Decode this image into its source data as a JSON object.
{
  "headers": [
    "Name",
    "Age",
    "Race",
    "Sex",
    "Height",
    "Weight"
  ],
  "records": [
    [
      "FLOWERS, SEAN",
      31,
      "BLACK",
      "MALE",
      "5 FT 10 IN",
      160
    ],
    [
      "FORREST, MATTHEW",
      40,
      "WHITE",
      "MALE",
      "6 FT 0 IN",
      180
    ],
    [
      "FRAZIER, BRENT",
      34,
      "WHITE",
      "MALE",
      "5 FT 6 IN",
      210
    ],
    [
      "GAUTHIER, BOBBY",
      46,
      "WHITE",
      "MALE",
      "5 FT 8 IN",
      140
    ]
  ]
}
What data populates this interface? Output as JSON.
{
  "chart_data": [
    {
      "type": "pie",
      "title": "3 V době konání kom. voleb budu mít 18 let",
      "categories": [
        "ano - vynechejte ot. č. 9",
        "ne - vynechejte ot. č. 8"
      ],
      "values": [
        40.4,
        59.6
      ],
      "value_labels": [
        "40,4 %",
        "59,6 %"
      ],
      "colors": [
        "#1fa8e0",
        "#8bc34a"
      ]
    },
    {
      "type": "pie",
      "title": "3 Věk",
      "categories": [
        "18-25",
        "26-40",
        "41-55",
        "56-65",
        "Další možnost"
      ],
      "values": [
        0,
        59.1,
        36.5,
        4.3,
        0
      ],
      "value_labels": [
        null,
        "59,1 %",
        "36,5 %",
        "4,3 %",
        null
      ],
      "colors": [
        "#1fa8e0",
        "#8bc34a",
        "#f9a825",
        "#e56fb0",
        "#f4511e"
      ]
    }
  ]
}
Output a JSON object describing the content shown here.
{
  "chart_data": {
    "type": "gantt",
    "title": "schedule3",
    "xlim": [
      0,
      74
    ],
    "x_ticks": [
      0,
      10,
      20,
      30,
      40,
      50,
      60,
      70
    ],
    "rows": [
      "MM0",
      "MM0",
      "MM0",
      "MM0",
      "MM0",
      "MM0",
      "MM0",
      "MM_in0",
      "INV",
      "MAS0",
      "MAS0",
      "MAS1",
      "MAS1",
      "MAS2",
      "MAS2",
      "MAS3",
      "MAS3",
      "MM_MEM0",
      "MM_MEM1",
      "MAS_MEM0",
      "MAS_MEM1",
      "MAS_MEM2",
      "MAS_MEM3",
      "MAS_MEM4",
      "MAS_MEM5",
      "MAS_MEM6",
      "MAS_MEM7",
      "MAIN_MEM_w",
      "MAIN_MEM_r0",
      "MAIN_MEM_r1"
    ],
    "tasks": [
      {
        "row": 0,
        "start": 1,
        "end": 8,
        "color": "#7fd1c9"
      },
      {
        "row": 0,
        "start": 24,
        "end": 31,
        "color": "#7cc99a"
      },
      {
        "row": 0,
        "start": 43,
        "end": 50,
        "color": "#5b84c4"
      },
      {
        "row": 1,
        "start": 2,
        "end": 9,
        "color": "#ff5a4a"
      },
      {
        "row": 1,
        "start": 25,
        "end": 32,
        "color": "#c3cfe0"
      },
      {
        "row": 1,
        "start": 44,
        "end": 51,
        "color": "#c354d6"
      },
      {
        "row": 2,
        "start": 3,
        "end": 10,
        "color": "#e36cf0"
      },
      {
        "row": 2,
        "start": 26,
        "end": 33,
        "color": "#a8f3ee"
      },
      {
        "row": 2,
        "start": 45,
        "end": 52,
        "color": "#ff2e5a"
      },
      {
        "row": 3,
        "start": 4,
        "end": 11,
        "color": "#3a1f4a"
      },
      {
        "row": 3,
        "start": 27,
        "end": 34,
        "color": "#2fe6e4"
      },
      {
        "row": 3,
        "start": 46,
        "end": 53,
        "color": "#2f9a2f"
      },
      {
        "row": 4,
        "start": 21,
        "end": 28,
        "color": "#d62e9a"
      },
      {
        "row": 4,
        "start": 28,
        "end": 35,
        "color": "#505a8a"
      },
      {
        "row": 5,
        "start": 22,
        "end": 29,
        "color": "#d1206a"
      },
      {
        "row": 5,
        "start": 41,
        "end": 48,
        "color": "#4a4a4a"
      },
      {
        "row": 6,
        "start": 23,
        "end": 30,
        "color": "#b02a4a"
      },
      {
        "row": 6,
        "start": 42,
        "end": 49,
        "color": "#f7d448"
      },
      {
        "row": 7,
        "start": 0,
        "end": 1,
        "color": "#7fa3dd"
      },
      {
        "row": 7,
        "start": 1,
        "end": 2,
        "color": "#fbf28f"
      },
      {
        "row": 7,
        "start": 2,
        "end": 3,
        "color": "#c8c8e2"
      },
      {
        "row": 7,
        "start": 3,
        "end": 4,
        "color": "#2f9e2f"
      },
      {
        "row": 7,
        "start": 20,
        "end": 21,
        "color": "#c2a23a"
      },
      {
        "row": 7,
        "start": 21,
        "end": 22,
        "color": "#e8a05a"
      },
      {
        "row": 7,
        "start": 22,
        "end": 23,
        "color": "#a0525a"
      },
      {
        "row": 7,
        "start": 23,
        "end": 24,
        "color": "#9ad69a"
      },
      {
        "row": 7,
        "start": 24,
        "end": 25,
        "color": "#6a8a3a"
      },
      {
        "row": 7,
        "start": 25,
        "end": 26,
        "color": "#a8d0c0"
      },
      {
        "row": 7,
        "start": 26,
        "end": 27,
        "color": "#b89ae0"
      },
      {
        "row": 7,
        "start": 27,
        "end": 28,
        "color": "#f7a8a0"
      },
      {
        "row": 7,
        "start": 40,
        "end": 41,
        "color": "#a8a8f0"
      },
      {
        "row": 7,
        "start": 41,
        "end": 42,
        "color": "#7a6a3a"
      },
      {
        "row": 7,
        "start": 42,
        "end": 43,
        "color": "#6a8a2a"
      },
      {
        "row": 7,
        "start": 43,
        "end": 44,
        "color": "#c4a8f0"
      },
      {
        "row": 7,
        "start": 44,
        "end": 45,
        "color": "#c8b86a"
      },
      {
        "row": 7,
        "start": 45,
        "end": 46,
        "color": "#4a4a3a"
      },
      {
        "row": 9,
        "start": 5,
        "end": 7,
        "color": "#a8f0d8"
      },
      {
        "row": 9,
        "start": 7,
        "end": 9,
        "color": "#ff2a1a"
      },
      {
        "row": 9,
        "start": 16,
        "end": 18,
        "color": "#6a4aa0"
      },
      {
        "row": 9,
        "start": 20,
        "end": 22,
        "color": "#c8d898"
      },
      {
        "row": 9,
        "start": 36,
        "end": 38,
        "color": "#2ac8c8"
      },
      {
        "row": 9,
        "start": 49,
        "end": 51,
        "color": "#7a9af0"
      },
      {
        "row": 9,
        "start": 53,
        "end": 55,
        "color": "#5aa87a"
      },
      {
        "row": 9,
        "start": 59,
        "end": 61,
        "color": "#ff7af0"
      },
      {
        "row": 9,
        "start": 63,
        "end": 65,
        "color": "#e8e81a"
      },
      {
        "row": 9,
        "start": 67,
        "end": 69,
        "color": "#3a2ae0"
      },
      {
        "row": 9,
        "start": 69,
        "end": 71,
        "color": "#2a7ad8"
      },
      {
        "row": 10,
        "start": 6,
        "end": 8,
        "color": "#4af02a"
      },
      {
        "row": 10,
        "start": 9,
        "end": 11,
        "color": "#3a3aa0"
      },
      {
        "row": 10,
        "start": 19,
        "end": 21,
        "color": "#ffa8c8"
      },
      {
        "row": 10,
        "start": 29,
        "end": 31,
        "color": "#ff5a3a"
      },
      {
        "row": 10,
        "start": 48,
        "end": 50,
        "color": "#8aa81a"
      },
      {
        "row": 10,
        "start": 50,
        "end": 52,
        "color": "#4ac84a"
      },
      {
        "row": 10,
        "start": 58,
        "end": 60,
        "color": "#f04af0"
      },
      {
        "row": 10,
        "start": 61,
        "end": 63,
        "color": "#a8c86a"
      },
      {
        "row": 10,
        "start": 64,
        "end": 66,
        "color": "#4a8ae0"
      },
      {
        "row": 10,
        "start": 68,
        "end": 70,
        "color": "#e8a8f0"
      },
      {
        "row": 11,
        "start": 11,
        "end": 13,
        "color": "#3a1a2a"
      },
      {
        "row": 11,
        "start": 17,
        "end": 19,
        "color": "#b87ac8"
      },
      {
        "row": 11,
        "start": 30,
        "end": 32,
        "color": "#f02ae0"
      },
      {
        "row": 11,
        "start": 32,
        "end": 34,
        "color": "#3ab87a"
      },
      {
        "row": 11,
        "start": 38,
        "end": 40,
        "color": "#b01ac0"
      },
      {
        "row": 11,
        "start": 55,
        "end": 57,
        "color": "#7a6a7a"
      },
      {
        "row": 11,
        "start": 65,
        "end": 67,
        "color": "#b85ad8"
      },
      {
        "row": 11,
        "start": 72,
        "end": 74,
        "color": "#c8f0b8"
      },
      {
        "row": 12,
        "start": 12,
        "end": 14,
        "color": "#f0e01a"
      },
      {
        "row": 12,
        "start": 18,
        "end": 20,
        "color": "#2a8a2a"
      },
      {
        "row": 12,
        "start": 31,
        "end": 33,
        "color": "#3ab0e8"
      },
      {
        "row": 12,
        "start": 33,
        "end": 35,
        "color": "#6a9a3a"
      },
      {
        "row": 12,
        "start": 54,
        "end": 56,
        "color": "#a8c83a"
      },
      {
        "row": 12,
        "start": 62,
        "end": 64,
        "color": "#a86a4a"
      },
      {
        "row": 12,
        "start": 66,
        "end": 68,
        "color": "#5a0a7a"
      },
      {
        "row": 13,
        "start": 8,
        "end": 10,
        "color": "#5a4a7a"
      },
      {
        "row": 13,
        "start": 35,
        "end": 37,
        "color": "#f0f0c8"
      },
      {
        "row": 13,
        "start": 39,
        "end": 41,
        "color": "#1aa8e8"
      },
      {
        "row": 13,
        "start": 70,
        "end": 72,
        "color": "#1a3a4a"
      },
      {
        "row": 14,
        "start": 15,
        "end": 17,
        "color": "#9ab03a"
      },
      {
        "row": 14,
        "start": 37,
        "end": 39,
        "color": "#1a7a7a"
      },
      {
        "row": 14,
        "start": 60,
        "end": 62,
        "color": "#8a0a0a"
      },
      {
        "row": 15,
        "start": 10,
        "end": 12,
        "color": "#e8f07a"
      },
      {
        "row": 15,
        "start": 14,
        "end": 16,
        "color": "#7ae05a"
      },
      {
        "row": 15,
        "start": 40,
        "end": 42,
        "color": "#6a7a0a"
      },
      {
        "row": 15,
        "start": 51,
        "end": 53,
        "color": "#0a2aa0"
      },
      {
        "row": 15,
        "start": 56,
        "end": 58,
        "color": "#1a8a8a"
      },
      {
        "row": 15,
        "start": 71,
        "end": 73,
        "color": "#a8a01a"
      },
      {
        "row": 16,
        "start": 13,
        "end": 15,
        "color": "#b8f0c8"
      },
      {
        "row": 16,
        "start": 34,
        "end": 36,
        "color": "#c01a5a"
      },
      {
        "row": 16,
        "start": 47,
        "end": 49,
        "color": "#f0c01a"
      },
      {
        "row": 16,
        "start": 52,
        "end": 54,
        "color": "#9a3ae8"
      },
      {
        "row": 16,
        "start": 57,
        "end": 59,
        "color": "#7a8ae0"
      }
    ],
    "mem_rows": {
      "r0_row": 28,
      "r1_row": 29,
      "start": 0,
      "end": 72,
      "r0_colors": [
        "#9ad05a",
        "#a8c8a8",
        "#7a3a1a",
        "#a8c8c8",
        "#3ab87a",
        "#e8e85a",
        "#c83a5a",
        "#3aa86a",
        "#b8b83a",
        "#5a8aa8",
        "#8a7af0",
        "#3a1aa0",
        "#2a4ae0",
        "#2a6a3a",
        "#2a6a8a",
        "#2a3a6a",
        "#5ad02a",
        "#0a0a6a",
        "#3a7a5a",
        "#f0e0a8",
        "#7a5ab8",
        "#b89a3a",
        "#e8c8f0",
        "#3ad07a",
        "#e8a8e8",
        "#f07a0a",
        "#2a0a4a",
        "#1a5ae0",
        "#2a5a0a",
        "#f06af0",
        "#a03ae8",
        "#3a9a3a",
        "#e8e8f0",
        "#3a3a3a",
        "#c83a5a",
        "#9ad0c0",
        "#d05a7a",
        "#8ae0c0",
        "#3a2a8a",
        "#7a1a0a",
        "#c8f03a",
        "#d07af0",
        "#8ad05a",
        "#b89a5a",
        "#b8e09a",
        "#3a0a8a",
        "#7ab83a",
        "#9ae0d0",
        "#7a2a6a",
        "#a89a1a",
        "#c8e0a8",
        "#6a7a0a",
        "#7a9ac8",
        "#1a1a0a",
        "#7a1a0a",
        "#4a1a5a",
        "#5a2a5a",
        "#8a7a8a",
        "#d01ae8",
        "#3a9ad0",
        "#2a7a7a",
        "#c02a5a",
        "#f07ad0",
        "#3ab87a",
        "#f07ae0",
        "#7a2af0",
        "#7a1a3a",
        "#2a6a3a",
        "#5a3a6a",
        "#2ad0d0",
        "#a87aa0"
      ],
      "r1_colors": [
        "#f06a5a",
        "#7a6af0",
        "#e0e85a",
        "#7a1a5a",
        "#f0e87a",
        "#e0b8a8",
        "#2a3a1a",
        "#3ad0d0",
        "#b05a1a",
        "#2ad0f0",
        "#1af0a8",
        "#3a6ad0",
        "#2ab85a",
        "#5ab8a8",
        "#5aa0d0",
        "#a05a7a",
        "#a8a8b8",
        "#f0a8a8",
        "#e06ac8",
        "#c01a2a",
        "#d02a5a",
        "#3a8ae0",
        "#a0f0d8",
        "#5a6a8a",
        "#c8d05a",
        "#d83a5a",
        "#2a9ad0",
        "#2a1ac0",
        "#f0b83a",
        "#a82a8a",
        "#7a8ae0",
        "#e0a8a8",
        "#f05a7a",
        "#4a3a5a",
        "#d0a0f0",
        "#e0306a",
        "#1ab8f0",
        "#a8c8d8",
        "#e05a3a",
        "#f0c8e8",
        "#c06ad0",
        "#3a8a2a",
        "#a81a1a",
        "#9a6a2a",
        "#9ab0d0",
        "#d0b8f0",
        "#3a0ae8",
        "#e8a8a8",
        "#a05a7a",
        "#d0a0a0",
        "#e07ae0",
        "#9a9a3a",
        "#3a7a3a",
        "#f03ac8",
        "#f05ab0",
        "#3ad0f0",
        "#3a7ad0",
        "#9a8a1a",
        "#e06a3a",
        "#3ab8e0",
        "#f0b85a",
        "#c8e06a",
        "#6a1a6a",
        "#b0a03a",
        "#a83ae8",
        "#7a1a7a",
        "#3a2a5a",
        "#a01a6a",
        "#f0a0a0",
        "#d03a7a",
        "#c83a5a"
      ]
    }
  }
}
+++
*WHAT YOU WILL DO*
What is the number of lines in the records that contain the string "title"? Give only that number.

*FULL SOLUTION*
3